-- Problem --
Each entry below is to be duplicated verbatim.

-- Exercise inputs --
--- Begin ---

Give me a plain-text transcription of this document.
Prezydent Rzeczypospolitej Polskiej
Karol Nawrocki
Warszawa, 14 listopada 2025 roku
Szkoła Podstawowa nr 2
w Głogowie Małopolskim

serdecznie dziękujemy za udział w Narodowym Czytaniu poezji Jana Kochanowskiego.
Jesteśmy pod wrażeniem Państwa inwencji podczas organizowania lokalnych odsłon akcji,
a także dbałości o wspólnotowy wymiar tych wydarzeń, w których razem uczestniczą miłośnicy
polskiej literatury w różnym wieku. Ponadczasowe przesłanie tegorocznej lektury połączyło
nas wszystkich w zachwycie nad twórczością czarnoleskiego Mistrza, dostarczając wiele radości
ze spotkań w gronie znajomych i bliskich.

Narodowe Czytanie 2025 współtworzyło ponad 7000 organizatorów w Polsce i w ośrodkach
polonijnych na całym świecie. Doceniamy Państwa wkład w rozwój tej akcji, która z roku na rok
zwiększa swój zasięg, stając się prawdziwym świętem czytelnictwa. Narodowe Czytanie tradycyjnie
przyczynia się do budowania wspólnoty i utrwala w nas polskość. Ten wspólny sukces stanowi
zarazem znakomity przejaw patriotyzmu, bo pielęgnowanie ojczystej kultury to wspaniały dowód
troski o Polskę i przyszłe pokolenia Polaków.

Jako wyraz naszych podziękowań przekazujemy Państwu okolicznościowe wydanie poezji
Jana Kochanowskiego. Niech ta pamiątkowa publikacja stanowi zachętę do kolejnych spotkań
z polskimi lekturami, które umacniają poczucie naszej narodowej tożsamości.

--- End ---

-- The output --
Give me a plain-text transcription of this document.
Prezydent Rzeczypospolitej Polskiej
Karol Nawrocki
Warszawa, 14 listopada 2025 roku
Szkoła Podstawowa nr 2
w Głogowie Małopolskim

serdecznie dziękujemy za udział w Narodowym Czytaniu poezji Jana Kochanowskiego.
Jesteśmy pod wrażeniem Państwa inwencji podczas organizowania lokalnych odsłon akcji,
a także dbałości o wspólnotowy wymiar tych wydarzeń, w których razem uczestniczą miłośnicy
polskiej literatury w różnym wieku. Ponadczasowe przesłanie tegorocznej lektury połączyło
nas wszystkich w zachwycie nad twórczością czarnoleskiego Mistrza, dostarczając wiele radości
ze spotkań w gronie znajomych i bliskich.

Narodowe Czytanie 2025 współtworzyło ponad 7000 organizatorów w Polsce i w ośrodkach
polonijnych na całym świecie. Doceniamy Państwa wkład w rozwój tej akcji, która z roku na rok
zwiększa swój zasięg, stając się prawdziwym świętem czytelnictwa. Narodowe Czytanie tradycyjnie
przyczynia się do budowania wspólnoty i utrwala w nas polskość. Ten wspólny sukces stanowi
zarazem znakomity przejaw patriotyzmu, bo pielęgnowanie ojczystej kultury to wspaniały dowód
troski o Polskę i przyszłe pokolenia Polaków.

Jako wyraz naszych podziękowań przekazujemy Państwu okolicznościowe wydanie poezji
Jana Kochanowskiego. Niech ta pamiątkowa publikacja stanowi zachętę do kolejnych spotkań
z polskimi lekturami, które umacniają poczucie naszej narodowej tożsamości.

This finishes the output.